Collected data entries:
§
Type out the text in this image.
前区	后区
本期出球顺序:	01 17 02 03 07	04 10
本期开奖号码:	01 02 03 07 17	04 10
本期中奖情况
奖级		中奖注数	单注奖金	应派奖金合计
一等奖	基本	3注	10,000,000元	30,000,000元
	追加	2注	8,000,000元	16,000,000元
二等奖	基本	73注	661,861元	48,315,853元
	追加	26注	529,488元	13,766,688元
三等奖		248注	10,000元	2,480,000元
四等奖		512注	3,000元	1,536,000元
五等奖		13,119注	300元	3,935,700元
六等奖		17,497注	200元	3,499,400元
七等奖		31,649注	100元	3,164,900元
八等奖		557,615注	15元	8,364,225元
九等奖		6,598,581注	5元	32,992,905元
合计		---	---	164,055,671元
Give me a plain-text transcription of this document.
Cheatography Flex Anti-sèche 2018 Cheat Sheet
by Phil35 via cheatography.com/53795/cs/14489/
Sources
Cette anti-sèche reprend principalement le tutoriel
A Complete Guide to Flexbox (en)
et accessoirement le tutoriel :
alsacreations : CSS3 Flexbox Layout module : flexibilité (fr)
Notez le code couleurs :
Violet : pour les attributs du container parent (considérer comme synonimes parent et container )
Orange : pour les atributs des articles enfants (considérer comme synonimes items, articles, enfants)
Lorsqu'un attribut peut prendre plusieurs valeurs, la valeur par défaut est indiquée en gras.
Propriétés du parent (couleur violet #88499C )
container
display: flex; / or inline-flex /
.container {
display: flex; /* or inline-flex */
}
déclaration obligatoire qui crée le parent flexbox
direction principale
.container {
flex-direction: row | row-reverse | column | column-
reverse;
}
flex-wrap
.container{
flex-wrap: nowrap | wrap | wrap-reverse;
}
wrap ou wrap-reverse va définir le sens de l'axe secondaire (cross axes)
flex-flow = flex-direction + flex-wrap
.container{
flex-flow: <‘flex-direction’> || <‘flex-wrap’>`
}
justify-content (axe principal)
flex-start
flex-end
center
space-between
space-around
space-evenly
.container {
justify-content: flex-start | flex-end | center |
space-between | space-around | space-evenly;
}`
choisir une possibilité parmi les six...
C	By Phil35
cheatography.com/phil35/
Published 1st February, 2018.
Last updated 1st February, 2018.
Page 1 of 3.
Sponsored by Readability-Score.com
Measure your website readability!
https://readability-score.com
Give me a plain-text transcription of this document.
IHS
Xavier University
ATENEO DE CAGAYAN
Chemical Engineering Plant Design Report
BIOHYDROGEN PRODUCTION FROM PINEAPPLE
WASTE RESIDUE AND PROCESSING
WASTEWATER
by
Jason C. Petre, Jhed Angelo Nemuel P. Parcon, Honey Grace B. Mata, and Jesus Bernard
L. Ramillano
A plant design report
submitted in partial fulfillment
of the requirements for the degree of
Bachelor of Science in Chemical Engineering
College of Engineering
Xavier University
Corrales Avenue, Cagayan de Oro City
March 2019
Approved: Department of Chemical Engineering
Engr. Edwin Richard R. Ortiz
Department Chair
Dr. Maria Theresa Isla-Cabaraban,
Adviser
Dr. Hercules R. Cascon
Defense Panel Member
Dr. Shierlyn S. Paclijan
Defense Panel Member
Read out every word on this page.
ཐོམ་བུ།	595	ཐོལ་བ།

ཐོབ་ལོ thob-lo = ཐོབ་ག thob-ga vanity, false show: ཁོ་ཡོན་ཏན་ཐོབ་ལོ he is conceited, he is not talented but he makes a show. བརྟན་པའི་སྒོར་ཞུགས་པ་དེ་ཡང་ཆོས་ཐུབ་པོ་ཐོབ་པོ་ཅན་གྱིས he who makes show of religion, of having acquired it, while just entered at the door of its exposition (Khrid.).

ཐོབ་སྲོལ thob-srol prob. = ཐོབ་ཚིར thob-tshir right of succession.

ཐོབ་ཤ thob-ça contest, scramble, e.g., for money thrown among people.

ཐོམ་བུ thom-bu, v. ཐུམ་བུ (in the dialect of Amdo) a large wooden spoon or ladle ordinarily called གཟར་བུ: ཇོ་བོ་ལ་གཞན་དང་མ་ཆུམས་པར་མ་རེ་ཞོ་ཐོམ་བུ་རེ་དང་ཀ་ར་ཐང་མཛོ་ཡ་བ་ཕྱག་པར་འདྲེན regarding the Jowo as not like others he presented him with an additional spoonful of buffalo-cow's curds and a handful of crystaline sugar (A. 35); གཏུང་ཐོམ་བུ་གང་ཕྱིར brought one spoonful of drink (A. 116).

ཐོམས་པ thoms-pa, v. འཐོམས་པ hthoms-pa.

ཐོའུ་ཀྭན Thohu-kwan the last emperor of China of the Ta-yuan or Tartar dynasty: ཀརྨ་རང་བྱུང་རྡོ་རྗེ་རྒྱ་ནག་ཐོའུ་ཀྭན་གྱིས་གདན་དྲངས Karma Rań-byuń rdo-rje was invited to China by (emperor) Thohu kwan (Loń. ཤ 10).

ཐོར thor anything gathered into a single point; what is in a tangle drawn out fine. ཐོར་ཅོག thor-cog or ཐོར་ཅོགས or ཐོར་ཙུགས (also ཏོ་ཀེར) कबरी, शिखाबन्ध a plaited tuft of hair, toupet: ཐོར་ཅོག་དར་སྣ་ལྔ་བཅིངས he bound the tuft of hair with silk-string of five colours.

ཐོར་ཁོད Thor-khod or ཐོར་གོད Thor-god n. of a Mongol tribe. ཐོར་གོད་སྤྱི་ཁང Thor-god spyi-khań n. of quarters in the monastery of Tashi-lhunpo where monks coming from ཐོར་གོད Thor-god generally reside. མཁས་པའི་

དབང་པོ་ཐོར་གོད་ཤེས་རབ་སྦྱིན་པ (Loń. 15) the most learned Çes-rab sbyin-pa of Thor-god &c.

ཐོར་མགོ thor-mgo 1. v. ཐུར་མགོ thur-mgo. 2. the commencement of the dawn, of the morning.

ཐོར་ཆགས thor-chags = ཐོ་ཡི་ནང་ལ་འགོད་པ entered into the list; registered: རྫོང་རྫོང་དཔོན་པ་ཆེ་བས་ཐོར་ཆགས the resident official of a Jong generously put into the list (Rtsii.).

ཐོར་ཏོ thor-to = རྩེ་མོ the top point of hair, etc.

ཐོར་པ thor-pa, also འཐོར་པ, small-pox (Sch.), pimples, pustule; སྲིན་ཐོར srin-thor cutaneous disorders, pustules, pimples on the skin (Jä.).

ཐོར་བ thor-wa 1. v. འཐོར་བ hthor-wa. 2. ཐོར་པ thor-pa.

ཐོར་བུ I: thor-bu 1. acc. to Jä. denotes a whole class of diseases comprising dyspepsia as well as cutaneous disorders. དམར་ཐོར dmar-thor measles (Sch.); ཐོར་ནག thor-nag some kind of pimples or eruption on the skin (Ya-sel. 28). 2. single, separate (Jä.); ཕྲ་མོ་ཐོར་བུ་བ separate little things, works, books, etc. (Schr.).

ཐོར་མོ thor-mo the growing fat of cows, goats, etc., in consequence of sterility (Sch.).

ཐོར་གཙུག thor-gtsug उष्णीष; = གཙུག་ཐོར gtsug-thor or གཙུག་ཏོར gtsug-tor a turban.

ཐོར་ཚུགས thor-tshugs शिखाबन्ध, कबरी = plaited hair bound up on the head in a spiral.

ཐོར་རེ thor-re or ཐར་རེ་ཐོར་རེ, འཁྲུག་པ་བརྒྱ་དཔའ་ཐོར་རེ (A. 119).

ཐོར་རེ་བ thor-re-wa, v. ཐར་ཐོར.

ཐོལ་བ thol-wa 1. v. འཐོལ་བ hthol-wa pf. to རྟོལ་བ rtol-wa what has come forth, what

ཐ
§
Copy out every line of the data above, exactly as given.

Type out the text in this image.
前区	后区
本期出球顺序:	01 17 02 03 07	04 10
本期开奖号码:	01 02 03 07 17	04 10
本期中奖情况
奖级		中奖注数	单注奖金	应派奖金合计
一等奖	基本	3注	10,000,000元	30,000,000元
	追加	2注	8,000,000元	16,000,000元
二等奖	基本	73注	661,861元	48,315,853元
	追加	26注	529,488元	13,766,688元
三等奖		248注	10,000元	2,480,000元
四等奖		512注	3,000元	1,536,000元
五等奖		13,119注	300元	3,935,700元
六等奖		17,497注	200元	3,499,400元
七等奖		31,649注	100元	3,164,900元
八等奖		557,615注	15元	8,364,225元
九等奖		6,598,581注	5元	32,992,905元
合计		---	---	164,055,671元
Give me a plain-text transcription of this document.
Cheatography Flex Anti-sèche 2018 Cheat Sheet
by Phil35 via cheatography.com/53795/cs/14489/
Sources
Cette anti-sèche reprend principalement le tutoriel
A Complete Guide to Flexbox (en)
et accessoirement le tutoriel :
alsacreations : CSS3 Flexbox Layout module : flexibilité (fr)
Notez le code couleurs :
Violet : pour les attributs du container parent (considérer comme synonimes parent et container )
Orange : pour les atributs des articles enfants (considérer comme synonimes items, articles, enfants)
Lorsqu'un attribut peut prendre plusieurs valeurs, la valeur par défaut est indiquée en gras.
Propriétés du parent (couleur violet #88499C )
container
display: flex; / or inline-flex /
.container {
display: flex; /* or inline-flex */
}
déclaration obligatoire qui crée le parent flexbox
direction principale
.container {
flex-direction: row | row-reverse | column | column-
reverse;
}
flex-wrap
.container{
flex-wrap: nowrap | wrap | wrap-reverse;
}
wrap ou wrap-reverse va définir le sens de l'axe secondaire (cross axes)
flex-flow = flex-direction + flex-wrap
.container{
flex-flow: <‘flex-direction’> || <‘flex-wrap’>`
}
justify-content (axe principal)
flex-start
flex-end
center
space-between
space-around
space-evenly
.container {
justify-content: flex-start | flex-end | center |
space-between | space-around | space-evenly;
}`
choisir une possibilité parmi les six...
C	By Phil35
cheatography.com/phil35/
Published 1st February, 2018.
Last updated 1st February, 2018.
Page 1 of 3.
Sponsored by Readability-Score.com
Measure your website readability!
https://readability-score.com
Give me a plain-text transcription of this document.
IHS
Xavier University
ATENEO DE CAGAYAN
Chemical Engineering Plant Design Report
BIOHYDROGEN PRODUCTION FROM PINEAPPLE
WASTE RESIDUE AND PROCESSING
WASTEWATER
by
Jason C. Petre, Jhed Angelo Nemuel P. Parcon, Honey Grace B. Mata, and Jesus Bernard
L. Ramillano
A plant design report
submitted in partial fulfillment
of the requirements for the degree of
Bachelor of Science in Chemical Engineering
College of Engineering
Xavier University
Corrales Avenue, Cagayan de Oro City
March 2019
Approved: Department of Chemical Engineering
Engr. Edwin Richard R. Ortiz
Department Chair
Dr. Maria Theresa Isla-Cabaraban,
Adviser
Dr. Hercules R. Cascon
Defense Panel Member
Dr. Shierlyn S. Paclijan
Defense Panel Member
Read out every word on this page.
ཐོམ་བུ།	595	ཐོལ་བ།

ཐོབ་ལོ thob-lo = ཐོབ་ག thob-ga vanity, false show: ཁོ་ཡོན་ཏན་ཐོབ་ལོ he is conceited, he is not talented but he makes a show. བརྟན་པའི་སྒོར་ཞུགས་པ་དེ་ཡང་ཆོས་ཐུབ་པོ་ཐོབ་པོ་ཅན་གྱིས he who makes show of religion, of having acquired it, while just entered at the door of its exposition (Khrid.).

ཐོབ་སྲོལ thob-srol prob. = ཐོབ་ཚིར thob-tshir right of succession.

ཐོབ་ཤ thob-ça contest, scramble, e.g., for money thrown among people.

ཐོམ་བུ thom-bu, v. ཐུམ་བུ (in the dialect of Amdo) a large wooden spoon or ladle ordinarily called གཟར་བུ: ཇོ་བོ་ལ་གཞན་དང་མ་ཆུམས་པར་མ་རེ་ཞོ་ཐོམ་བུ་རེ་དང་ཀ་ར་ཐང་མཛོ་ཡ་བ་ཕྱག་པར་འདྲེན regarding the Jowo as not like others he presented him with an additional spoonful of buffalo-cow's curds and a handful of crystaline sugar (A. 35); གཏུང་ཐོམ་བུ་གང་ཕྱིར brought one spoonful of drink (A. 116).

ཐོམས་པ thoms-pa, v. འཐོམས་པ hthoms-pa.

ཐོའུ་ཀྭན Thohu-kwan the last emperor of China of the Ta-yuan or Tartar dynasty: ཀརྨ་རང་བྱུང་རྡོ་རྗེ་རྒྱ་ནག་ཐོའུ་ཀྭན་གྱིས་གདན་དྲངས Karma Rań-byuń rdo-rje was invited to China by (emperor) Thohu kwan (Loń. ཤ 10).

ཐོར thor anything gathered into a single point; what is in a tangle drawn out fine. ཐོར་ཅོག thor-cog or ཐོར་ཅོགས or ཐོར་ཙུགས (also ཏོ་ཀེར) कबरी, शिखाबन्ध a plaited tuft of hair, toupet: ཐོར་ཅོག་དར་སྣ་ལྔ་བཅིངས he bound the tuft of hair with silk-string of five colours.

ཐོར་ཁོད Thor-khod or ཐོར་གོད Thor-god n. of a Mongol tribe. ཐོར་གོད་སྤྱི་ཁང Thor-god spyi-khań n. of quarters in the monastery of Tashi-lhunpo where monks coming from ཐོར་གོད Thor-god generally reside. མཁས་པའི་

དབང་པོ་ཐོར་གོད་ཤེས་རབ་སྦྱིན་པ (Loń. 15) the most learned Çes-rab sbyin-pa of Thor-god &c.

ཐོར་མགོ thor-mgo 1. v. ཐུར་མགོ thur-mgo. 2. the commencement of the dawn, of the morning.

ཐོར་ཆགས thor-chags = ཐོ་ཡི་ནང་ལ་འགོད་པ entered into the list; registered: རྫོང་རྫོང་དཔོན་པ་ཆེ་བས་ཐོར་ཆགས the resident official of a Jong generously put into the list (Rtsii.).

ཐོར་ཏོ thor-to = རྩེ་མོ the top point of hair, etc.

ཐོར་པ thor-pa, also འཐོར་པ, small-pox (Sch.), pimples, pustule; སྲིན་ཐོར srin-thor cutaneous disorders, pustules, pimples on the skin (Jä.).

ཐོར་བ thor-wa 1. v. འཐོར་བ hthor-wa. 2. ཐོར་པ thor-pa.

ཐོར་བུ I: thor-bu 1. acc. to Jä. denotes a whole class of diseases comprising dyspepsia as well as cutaneous disorders. དམར་ཐོར dmar-thor measles (Sch.); ཐོར་ནག thor-nag some kind of pimples or eruption on the skin (Ya-sel. 28). 2. single, separate (Jä.); ཕྲ་མོ་ཐོར་བུ་བ separate little things, works, books, etc. (Schr.).

ཐོར་མོ thor-mo the growing fat of cows, goats, etc., in consequence of sterility (Sch.).

ཐོར་གཙུག thor-gtsug उष्णीष; = གཙུག་ཐོར gtsug-thor or གཙུག་ཏོར gtsug-tor a turban.

ཐོར་ཚུགས thor-tshugs शिखाबन्ध, कबरी = plaited hair bound up on the head in a spiral.

ཐོར་རེ thor-re or ཐར་རེ་ཐོར་རེ, འཁྲུག་པ་བརྒྱ་དཔའ་ཐོར་རེ (A. 119).

ཐོར་རེ་བ thor-re-wa, v. ཐར་ཐོར.

ཐོལ་བ thol-wa 1. v. འཐོལ་བ hthol-wa pf. to རྟོལ་བ rtol-wa what has come forth, what

ཐ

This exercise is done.